Copy out all lines that hold "codes".

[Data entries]
= = = = =

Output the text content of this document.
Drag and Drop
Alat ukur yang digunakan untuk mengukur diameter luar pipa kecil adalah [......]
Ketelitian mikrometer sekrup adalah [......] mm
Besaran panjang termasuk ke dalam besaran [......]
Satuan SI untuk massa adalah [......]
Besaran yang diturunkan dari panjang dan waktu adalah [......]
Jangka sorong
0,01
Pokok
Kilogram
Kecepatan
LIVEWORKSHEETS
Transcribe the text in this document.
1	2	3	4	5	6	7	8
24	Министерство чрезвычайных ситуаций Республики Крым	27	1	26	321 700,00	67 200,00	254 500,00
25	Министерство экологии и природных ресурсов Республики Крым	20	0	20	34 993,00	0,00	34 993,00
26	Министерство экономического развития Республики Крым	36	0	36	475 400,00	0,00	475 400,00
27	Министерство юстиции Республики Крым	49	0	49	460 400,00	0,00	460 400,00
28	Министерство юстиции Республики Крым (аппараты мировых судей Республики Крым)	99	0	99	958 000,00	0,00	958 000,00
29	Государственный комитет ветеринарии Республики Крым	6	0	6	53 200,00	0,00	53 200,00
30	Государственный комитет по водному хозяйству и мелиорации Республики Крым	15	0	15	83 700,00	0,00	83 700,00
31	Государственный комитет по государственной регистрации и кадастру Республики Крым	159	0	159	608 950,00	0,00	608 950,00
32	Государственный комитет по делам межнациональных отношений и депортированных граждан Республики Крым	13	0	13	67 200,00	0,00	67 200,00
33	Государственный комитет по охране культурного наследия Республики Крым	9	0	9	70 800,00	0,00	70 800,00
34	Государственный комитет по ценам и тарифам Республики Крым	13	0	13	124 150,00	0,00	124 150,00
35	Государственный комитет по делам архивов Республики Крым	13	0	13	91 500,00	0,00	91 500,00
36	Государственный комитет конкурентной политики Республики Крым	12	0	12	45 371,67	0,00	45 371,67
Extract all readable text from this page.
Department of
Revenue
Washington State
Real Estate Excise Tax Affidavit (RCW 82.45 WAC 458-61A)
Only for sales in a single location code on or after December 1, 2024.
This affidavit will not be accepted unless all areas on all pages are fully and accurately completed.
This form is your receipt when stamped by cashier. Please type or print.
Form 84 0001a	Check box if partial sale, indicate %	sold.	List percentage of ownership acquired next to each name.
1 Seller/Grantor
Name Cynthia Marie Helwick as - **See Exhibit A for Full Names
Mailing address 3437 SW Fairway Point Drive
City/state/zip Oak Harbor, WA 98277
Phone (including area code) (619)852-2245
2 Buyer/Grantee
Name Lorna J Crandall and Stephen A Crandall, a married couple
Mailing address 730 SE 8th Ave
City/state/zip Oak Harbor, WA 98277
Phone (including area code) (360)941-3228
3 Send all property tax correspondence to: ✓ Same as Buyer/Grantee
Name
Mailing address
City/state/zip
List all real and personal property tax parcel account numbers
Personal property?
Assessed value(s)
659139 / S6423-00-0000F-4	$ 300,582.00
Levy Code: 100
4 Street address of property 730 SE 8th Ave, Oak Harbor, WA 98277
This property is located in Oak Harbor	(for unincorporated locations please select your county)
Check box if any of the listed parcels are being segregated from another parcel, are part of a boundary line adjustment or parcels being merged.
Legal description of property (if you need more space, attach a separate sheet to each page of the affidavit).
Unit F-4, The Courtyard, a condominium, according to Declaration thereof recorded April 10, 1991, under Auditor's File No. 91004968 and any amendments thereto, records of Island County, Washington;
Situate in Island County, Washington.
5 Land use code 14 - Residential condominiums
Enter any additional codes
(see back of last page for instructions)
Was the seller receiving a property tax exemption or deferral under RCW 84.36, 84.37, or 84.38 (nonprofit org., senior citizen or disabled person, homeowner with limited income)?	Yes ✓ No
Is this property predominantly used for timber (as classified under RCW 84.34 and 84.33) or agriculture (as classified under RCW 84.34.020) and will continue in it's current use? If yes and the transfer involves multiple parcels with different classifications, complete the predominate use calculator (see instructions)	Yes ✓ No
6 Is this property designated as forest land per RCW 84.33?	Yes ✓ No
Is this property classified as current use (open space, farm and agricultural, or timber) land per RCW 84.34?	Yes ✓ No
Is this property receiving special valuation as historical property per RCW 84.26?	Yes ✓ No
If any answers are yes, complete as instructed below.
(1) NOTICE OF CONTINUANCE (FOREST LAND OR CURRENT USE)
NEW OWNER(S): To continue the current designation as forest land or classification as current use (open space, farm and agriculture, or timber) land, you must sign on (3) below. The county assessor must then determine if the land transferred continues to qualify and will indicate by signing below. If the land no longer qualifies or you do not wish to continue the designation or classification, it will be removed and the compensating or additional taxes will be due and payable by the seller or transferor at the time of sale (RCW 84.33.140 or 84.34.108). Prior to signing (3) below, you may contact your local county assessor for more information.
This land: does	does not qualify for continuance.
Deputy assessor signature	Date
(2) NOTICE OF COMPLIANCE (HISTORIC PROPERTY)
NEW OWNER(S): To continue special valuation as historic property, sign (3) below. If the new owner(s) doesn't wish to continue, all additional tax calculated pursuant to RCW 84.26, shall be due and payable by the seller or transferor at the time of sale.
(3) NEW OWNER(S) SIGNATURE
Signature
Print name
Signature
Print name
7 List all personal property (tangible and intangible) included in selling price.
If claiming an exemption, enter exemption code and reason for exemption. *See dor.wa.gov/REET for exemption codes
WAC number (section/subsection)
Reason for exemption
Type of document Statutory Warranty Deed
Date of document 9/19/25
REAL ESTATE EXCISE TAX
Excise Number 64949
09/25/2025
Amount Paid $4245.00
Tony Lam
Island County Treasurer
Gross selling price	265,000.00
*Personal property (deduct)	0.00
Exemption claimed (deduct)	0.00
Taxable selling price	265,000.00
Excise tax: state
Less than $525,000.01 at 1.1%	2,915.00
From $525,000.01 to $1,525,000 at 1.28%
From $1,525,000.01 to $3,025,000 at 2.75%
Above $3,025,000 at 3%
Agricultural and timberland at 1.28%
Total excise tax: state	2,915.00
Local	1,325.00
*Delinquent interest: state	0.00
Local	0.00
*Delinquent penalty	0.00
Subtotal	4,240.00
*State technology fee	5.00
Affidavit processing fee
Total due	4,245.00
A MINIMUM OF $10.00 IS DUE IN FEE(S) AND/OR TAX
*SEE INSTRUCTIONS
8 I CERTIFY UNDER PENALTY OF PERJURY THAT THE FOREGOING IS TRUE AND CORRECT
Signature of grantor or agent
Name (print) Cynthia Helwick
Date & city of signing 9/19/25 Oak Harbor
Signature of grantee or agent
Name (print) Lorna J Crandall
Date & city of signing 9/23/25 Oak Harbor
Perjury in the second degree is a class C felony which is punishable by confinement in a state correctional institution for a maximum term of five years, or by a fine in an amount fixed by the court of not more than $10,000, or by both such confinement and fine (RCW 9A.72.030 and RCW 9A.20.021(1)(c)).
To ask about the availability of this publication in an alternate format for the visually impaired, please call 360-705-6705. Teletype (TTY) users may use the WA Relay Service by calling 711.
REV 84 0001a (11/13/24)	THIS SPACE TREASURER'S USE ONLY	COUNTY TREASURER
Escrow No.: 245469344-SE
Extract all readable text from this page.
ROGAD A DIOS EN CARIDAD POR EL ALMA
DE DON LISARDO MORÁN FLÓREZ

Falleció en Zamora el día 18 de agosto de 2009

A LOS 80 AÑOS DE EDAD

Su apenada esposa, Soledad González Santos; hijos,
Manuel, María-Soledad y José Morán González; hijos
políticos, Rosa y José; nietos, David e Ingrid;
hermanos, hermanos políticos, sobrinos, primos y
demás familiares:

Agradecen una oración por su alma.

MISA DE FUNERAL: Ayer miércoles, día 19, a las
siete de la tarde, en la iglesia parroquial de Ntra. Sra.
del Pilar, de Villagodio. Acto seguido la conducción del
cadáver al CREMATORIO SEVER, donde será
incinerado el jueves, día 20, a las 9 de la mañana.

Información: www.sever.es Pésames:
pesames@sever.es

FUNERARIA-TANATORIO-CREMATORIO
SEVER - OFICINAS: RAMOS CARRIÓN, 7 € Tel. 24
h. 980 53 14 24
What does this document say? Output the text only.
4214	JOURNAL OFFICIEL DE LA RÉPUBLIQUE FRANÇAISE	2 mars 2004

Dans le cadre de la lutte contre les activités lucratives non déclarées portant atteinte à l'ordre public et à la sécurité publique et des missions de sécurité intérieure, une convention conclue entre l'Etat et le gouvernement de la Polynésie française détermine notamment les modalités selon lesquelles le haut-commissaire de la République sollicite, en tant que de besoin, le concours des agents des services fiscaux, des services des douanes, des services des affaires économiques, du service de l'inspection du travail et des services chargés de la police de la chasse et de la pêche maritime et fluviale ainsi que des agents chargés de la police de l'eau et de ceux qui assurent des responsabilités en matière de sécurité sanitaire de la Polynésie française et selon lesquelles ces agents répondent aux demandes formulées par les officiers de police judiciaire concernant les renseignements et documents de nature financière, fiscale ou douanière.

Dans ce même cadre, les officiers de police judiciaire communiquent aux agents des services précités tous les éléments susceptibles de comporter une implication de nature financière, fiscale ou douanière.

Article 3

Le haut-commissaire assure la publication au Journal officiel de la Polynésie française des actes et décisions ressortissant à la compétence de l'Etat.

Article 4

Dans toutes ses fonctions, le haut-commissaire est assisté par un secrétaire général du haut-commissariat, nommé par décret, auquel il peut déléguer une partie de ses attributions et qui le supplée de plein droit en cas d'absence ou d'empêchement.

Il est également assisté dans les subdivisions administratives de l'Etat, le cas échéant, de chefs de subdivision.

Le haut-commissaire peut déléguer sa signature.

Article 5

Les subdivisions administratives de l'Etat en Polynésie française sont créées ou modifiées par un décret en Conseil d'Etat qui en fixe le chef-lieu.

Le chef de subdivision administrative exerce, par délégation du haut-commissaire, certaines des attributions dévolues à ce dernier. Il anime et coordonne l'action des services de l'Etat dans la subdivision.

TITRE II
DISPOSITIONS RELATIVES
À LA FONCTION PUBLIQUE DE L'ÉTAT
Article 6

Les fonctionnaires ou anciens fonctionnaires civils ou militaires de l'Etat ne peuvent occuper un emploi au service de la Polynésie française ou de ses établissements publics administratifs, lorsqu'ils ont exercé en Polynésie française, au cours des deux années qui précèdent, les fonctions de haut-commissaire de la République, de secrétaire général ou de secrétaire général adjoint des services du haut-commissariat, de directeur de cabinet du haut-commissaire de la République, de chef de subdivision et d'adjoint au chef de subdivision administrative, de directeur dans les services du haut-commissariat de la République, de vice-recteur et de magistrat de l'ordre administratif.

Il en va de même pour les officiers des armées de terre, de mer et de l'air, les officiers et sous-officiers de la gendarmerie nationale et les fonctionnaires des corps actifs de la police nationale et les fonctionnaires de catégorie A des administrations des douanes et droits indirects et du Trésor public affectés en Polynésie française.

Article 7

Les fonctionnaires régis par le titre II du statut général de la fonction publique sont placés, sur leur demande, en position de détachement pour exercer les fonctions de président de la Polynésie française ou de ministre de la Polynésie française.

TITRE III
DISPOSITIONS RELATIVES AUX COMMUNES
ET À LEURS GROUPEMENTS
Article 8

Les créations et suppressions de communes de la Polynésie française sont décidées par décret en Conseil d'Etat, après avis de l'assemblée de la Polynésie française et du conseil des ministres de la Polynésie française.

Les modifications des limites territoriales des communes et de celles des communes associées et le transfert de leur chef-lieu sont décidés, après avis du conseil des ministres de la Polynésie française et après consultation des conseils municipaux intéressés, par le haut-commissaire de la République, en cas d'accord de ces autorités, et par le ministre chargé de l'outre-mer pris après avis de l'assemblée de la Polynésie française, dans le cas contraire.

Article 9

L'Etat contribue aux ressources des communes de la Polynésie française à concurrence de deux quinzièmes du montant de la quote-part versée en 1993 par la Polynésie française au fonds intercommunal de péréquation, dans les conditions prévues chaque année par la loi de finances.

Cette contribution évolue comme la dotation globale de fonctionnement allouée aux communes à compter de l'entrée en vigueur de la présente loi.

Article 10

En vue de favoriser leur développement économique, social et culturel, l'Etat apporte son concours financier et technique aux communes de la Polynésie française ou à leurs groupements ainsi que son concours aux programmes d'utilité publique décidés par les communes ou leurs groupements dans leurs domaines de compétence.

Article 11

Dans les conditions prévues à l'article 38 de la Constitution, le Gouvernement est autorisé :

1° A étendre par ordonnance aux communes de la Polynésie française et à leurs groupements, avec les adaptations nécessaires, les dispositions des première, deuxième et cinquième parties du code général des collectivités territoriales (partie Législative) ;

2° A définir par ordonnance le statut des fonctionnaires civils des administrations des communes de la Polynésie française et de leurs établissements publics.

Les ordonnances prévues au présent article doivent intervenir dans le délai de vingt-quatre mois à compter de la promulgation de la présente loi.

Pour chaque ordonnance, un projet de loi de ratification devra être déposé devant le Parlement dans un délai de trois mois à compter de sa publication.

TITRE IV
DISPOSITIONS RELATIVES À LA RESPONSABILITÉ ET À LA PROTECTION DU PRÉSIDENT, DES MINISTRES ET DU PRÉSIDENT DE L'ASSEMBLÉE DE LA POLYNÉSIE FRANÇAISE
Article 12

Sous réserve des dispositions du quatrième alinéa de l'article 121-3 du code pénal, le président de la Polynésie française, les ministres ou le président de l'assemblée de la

= = = = =

- THE OUTPUT:
Enter any additional codes
If claiming an exemption, enter exemption code and reason for exemption. *See dor.wa.gov/REET for exemption codes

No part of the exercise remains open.